DO THIS: Scan the data beneath this task and copy each line that includes "bilan".

TASK INPUT:

— begin —

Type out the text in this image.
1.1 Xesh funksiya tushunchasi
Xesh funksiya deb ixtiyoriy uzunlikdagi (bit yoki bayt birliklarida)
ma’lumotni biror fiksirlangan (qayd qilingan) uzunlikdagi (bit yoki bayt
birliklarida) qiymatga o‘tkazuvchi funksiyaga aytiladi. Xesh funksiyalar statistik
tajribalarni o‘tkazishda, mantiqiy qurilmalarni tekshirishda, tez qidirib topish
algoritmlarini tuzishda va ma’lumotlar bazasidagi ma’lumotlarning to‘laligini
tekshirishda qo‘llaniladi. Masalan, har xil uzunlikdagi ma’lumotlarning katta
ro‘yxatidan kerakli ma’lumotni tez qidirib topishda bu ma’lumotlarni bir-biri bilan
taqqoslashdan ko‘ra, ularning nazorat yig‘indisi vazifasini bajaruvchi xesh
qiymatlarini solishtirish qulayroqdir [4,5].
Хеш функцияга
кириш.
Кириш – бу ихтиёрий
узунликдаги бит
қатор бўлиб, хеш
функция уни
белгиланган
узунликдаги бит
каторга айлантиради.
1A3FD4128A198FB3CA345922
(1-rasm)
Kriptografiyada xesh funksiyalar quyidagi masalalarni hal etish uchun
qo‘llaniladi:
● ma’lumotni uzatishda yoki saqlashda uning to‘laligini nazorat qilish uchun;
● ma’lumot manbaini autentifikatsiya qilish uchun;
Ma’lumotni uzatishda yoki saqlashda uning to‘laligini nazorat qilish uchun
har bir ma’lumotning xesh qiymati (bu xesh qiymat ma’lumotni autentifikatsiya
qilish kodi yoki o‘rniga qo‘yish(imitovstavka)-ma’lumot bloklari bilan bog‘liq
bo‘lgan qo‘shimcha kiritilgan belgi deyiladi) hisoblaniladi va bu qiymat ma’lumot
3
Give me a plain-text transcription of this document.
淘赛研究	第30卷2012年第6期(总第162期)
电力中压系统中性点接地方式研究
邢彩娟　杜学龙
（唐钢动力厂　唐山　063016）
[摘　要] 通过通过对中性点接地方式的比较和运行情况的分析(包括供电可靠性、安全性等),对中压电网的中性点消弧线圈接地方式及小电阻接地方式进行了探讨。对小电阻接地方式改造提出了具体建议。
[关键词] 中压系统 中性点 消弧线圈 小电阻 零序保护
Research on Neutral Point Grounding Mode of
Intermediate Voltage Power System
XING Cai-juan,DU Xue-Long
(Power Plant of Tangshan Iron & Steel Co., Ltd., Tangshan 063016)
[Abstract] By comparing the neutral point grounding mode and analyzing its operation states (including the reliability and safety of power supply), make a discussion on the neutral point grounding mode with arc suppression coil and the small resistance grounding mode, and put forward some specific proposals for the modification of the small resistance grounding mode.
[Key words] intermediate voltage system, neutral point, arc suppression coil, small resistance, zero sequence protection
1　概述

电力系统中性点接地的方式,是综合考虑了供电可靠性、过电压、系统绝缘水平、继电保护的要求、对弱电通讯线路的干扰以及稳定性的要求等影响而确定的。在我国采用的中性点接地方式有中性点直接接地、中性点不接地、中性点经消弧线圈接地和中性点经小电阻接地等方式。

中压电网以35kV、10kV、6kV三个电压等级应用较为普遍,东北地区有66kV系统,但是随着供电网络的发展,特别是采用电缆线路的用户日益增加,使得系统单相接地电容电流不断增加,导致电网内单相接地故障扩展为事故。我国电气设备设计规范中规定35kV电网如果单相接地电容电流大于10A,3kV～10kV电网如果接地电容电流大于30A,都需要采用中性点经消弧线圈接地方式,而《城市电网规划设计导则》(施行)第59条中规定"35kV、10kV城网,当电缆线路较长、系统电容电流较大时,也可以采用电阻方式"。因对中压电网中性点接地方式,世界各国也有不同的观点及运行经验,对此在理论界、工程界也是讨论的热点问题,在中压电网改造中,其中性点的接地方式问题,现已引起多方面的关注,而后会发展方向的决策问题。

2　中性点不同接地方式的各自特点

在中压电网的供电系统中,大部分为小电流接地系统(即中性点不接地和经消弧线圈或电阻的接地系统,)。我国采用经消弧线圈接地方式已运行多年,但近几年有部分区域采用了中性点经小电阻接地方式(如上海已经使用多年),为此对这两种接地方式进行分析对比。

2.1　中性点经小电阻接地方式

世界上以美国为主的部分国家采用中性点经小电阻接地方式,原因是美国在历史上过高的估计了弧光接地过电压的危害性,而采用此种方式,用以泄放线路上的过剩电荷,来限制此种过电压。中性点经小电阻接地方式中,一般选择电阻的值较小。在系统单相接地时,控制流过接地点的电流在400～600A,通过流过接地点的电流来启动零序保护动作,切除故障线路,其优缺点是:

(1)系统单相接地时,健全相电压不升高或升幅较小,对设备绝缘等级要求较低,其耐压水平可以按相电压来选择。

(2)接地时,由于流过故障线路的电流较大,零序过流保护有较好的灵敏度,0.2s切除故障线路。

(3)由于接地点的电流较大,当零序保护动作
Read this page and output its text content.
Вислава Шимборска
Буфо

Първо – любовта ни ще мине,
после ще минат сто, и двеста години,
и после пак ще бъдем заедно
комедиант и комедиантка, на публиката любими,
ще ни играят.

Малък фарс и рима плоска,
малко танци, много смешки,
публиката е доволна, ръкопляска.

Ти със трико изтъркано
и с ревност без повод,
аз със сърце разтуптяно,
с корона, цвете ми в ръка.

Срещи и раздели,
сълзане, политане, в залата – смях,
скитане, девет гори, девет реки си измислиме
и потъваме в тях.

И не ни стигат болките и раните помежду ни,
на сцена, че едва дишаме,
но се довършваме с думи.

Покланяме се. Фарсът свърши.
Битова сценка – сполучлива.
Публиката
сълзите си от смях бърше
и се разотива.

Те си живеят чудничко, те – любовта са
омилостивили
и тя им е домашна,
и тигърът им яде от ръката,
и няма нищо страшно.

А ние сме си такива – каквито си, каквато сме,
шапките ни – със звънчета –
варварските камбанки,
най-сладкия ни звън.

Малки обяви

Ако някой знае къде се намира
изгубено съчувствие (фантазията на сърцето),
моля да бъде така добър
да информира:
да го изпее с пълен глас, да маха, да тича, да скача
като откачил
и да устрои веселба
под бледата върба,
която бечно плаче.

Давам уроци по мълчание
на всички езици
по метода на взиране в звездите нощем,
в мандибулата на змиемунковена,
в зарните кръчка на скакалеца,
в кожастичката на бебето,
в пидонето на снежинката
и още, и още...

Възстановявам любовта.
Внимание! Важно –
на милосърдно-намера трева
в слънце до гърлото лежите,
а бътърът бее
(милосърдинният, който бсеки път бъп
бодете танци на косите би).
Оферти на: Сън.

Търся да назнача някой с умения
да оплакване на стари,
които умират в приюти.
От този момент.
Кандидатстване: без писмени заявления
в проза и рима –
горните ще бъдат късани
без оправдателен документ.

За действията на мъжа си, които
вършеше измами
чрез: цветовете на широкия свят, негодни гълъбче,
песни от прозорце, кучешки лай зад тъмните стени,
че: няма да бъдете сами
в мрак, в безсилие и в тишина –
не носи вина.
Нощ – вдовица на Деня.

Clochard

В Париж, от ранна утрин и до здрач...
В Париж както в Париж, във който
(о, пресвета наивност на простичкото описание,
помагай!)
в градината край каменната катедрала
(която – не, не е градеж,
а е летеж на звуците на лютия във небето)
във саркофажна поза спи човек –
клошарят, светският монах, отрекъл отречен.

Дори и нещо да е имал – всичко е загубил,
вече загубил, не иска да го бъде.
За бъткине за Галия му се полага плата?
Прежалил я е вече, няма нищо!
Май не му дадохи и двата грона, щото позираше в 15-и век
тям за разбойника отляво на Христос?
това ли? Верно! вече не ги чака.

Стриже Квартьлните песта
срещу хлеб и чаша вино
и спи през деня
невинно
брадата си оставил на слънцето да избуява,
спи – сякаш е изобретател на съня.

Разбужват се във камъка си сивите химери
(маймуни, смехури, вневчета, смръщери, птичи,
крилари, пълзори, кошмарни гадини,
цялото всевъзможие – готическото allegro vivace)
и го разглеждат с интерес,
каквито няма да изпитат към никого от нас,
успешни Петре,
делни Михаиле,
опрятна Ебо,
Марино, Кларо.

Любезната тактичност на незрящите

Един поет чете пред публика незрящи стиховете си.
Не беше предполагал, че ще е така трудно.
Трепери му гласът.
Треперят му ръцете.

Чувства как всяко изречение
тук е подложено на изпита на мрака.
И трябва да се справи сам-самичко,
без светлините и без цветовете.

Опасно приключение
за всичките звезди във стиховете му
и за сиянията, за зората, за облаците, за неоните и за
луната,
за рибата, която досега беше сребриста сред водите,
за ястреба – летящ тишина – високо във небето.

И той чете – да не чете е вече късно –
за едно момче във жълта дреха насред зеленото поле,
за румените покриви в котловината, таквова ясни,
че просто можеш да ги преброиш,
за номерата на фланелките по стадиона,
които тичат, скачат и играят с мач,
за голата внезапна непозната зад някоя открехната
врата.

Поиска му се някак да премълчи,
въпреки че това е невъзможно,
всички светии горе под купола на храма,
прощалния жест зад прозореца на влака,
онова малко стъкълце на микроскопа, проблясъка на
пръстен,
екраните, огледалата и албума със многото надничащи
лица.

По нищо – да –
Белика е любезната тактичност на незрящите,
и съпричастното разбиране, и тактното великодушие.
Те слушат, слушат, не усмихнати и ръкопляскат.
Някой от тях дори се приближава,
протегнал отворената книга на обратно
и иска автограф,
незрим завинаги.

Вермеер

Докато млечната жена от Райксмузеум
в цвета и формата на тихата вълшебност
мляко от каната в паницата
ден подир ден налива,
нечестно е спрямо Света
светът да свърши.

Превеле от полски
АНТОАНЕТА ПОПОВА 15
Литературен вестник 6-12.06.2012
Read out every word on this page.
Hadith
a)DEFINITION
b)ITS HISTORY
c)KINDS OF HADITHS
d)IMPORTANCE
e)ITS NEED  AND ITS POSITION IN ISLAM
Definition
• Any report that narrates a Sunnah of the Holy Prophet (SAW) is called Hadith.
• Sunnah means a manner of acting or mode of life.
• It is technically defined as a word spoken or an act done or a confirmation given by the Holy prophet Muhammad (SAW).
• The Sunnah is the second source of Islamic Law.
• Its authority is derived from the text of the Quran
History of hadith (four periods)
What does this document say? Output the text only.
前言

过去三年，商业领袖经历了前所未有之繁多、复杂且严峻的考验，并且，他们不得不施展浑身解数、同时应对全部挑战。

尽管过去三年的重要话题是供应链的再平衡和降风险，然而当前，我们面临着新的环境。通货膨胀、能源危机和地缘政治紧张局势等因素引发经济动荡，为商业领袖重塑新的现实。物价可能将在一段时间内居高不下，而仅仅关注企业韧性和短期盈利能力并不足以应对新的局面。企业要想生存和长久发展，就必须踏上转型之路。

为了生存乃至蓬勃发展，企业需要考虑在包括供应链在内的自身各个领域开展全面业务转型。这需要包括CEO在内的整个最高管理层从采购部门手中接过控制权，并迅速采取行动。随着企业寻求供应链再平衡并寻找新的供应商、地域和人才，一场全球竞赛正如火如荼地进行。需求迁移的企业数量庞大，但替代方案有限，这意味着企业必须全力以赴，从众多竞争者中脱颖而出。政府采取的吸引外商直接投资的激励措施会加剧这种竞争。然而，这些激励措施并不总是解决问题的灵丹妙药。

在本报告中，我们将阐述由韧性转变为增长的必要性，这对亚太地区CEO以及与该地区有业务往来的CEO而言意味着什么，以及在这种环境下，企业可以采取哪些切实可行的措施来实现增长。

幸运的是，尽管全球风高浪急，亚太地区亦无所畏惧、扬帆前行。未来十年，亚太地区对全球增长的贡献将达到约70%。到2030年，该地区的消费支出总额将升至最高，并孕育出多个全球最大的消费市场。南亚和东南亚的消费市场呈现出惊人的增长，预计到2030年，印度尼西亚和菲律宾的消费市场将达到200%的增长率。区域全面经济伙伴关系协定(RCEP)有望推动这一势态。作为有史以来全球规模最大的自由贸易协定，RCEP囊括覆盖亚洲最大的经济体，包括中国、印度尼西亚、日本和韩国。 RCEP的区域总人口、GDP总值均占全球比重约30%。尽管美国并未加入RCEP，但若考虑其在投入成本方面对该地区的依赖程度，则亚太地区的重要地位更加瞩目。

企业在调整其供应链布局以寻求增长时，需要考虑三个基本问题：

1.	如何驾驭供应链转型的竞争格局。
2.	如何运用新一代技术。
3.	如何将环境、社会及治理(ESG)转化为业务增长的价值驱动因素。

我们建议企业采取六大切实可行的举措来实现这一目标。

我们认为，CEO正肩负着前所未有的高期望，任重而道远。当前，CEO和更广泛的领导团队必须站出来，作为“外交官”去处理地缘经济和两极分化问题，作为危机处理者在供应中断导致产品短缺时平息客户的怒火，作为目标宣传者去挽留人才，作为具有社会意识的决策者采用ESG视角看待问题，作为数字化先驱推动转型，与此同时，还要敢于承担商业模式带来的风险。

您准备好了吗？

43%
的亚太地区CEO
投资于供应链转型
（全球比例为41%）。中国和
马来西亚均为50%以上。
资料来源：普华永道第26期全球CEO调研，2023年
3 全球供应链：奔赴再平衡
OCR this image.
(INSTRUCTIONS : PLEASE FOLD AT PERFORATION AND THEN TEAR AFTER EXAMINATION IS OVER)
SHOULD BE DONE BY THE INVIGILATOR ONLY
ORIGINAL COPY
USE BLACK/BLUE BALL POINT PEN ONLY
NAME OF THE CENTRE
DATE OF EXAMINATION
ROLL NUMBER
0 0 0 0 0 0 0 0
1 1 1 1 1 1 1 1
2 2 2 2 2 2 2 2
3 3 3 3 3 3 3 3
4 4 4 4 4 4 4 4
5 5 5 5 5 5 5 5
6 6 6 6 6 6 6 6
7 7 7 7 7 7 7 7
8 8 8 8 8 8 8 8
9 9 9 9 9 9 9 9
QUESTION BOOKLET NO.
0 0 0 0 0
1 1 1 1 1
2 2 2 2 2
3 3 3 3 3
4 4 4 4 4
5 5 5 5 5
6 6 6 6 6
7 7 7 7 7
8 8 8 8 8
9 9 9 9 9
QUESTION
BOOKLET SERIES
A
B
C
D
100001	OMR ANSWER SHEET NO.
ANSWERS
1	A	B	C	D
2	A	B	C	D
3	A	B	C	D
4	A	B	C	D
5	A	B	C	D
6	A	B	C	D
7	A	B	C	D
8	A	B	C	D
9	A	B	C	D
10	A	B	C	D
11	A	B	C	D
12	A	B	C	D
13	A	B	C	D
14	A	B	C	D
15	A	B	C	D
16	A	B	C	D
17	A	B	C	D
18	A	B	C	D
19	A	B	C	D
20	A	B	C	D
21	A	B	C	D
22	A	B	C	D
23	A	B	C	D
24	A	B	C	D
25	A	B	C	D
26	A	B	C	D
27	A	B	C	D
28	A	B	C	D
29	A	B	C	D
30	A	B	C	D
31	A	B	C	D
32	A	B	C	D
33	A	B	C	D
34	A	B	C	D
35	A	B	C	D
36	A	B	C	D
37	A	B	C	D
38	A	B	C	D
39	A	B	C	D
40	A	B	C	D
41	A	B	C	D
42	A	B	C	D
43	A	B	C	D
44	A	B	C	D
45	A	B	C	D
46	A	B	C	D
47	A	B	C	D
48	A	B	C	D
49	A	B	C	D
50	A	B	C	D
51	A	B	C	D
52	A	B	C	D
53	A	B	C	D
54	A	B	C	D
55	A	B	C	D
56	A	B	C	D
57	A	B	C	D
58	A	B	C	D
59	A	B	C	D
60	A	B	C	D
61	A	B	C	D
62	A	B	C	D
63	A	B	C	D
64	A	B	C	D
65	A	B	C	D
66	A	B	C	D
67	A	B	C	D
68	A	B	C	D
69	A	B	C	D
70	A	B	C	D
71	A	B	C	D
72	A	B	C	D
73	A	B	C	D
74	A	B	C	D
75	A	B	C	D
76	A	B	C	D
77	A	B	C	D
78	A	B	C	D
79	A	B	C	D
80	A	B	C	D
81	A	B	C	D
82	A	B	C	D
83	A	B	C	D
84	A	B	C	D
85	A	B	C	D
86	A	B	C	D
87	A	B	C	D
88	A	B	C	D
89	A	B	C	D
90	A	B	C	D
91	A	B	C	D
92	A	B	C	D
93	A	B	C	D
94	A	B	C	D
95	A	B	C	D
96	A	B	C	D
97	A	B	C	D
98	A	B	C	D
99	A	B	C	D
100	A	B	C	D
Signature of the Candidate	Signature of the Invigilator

— end —

SOLVED PROBLEM:
ro‘yxatidan kerakli ma’lumotni tez qidirib topishda bu ma’lumotlarni bir-biri bilan
qilish kodi yoki o‘rniga qo‘yish(imitovstavka)-ma’lumot bloklari bilan bog‘liq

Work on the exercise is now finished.